------ Dataset content

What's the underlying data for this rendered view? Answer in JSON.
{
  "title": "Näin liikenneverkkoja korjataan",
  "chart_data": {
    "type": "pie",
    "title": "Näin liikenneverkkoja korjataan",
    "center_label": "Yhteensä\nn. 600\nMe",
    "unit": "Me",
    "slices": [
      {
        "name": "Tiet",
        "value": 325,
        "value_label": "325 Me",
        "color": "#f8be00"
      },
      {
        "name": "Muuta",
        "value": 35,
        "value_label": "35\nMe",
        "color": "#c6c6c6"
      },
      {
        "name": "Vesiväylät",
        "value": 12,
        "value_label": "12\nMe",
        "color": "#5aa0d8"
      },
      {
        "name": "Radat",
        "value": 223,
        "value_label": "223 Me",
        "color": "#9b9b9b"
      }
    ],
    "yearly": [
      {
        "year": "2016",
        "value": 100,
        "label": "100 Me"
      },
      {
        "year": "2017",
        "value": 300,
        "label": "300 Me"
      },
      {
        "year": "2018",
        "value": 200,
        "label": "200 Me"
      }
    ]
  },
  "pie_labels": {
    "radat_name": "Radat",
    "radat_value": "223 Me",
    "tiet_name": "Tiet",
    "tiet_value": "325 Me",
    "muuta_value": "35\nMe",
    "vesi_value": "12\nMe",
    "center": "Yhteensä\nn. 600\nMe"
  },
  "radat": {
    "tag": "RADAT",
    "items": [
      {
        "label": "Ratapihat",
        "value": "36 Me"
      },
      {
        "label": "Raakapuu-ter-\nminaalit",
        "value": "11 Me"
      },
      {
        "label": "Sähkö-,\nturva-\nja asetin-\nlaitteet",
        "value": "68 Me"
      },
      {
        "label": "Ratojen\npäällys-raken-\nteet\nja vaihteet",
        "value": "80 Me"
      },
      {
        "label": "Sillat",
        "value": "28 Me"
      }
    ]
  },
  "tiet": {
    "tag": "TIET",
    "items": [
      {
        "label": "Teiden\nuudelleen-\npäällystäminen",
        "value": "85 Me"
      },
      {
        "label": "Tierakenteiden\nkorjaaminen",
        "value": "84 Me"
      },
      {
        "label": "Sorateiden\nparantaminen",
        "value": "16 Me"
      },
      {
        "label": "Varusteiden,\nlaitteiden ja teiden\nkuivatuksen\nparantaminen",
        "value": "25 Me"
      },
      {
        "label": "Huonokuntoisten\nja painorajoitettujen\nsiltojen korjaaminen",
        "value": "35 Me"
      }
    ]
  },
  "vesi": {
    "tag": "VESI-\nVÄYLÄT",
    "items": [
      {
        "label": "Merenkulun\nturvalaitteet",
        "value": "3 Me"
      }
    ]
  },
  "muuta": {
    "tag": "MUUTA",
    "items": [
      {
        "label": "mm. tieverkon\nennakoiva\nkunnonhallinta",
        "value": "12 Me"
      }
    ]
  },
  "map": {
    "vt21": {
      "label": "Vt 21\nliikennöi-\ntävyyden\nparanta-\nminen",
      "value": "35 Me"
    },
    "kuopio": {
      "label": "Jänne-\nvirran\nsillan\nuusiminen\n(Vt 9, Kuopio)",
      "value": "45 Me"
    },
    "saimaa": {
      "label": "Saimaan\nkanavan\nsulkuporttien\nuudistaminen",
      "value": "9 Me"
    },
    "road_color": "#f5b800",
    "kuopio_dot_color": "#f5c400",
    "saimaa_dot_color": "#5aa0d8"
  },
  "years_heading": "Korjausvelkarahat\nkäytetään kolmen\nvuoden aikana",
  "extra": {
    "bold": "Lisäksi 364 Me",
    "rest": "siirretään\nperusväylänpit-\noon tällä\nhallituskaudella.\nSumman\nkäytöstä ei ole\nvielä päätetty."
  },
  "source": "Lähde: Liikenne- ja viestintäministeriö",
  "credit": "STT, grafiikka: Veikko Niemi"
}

------------

Repeat the records above exactly.

What's the underlying data for this rendered view? Answer in JSON.
{
  "title": "Näin liikenneverkkoja korjataan",
  "chart_data": {
    "type": "pie",
    "title": "Näin liikenneverkkoja korjataan",
    "center_label": "Yhteensä\nn. 600\nMe",
    "unit": "Me",
    "slices": [
      {
        "name": "Tiet",
        "value": 325,
        "value_label": "325 Me",
        "color": "#f8be00"
      },
      {
        "name": "Muuta",
        "value": 35,
        "value_label": "35\nMe",
        "color": "#c6c6c6"
      },
      {
        "name": "Vesiväylät",
        "value": 12,
        "value_label": "12\nMe",
        "color": "#5aa0d8"
      },
      {
        "name": "Radat",
        "value": 223,
        "value_label": "223 Me",
        "color": "#9b9b9b"
      }
    ],
    "yearly": [
      {
        "year": "2016",
        "value": 100,
        "label": "100 Me"
      },
      {
        "year": "2017",
        "value": 300,
        "label": "300 Me"
      },
      {
        "year": "2018",
        "value": 200,
        "label": "200 Me"
      }
    ]
  },
  "pie_labels": {
    "radat_name": "Radat",
    "radat_value": "223 Me",
    "tiet_name": "Tiet",
    "tiet_value": "325 Me",
    "muuta_value": "35\nMe",
    "vesi_value": "12\nMe",
    "center": "Yhteensä\nn. 600\nMe"
  },
  "radat": {
    "tag": "RADAT",
    "items": [
      {
        "label": "Ratapihat",
        "value": "36 Me"
      },
      {
        "label": "Raakapuu-ter-\nminaalit",
        "value": "11 Me"
      },
      {
        "label": "Sähkö-,\nturva-\nja asetin-\nlaitteet",
        "value": "68 Me"
      },
      {
        "label": "Ratojen\npäällys-raken-\nteet\nja vaihteet",
        "value": "80 Me"
      },
      {
        "label": "Sillat",
        "value": "28 Me"
      }
    ]
  },
  "tiet": {
    "tag": "TIET",
    "items": [
      {
        "label": "Teiden\nuudelleen-\npäällystäminen",
        "value": "85 Me"
      },
      {
        "label": "Tierakenteiden\nkorjaaminen",
        "value": "84 Me"
      },
      {
        "label": "Sorateiden\nparantaminen",
        "value": "16 Me"
      },
      {
        "label": "Varusteiden,\nlaitteiden ja teiden\nkuivatuksen\nparantaminen",
        "value": "25 Me"
      },
      {
        "label": "Huonokuntoisten\nja painorajoitettujen\nsiltojen korjaaminen",
        "value": "35 Me"
      }
    ]
  },
  "vesi": {
    "tag": "VESI-\nVÄYLÄT",
    "items": [
      {
        "label": "Merenkulun\nturvalaitteet",
        "value": "3 Me"
      }
    ]
  },
  "muuta": {
    "tag": "MUUTA",
    "items": [
      {
        "label": "mm. tieverkon\nennakoiva\nkunnonhallinta",
        "value": "12 Me"
      }
    ]
  },
  "map": {
    "vt21": {
      "label": "Vt 21\nliikennöi-\ntävyyden\nparanta-\nminen",
      "value": "35 Me"
    },
    "kuopio": {
      "label": "Jänne-\nvirran\nsillan\nuusiminen\n(Vt 9, Kuopio)",
      "value": "45 Me"
    },
    "saimaa": {
      "label": "Saimaan\nkanavan\nsulkuporttien\nuudistaminen",
      "value": "9 Me"
    },
    "road_color": "#f5b800",
    "kuopio_dot_color": "#f5c400",
    "saimaa_dot_color": "#5aa0d8"
  },
  "years_heading": "Korjausvelkarahat\nkäytetään kolmen\nvuoden aikana",
  "extra": {
    "bold": "Lisäksi 364 Me",
    "rest": "siirretään\nperusväylänpit-\noon tällä\nhallituskaudella.\nSumman\nkäytöstä ei ole\nvielä päätetty."
  },
  "source": "Lähde: Liikenne- ja viestintäministeriö",
  "credit": "STT, grafiikka: Veikko Niemi"
}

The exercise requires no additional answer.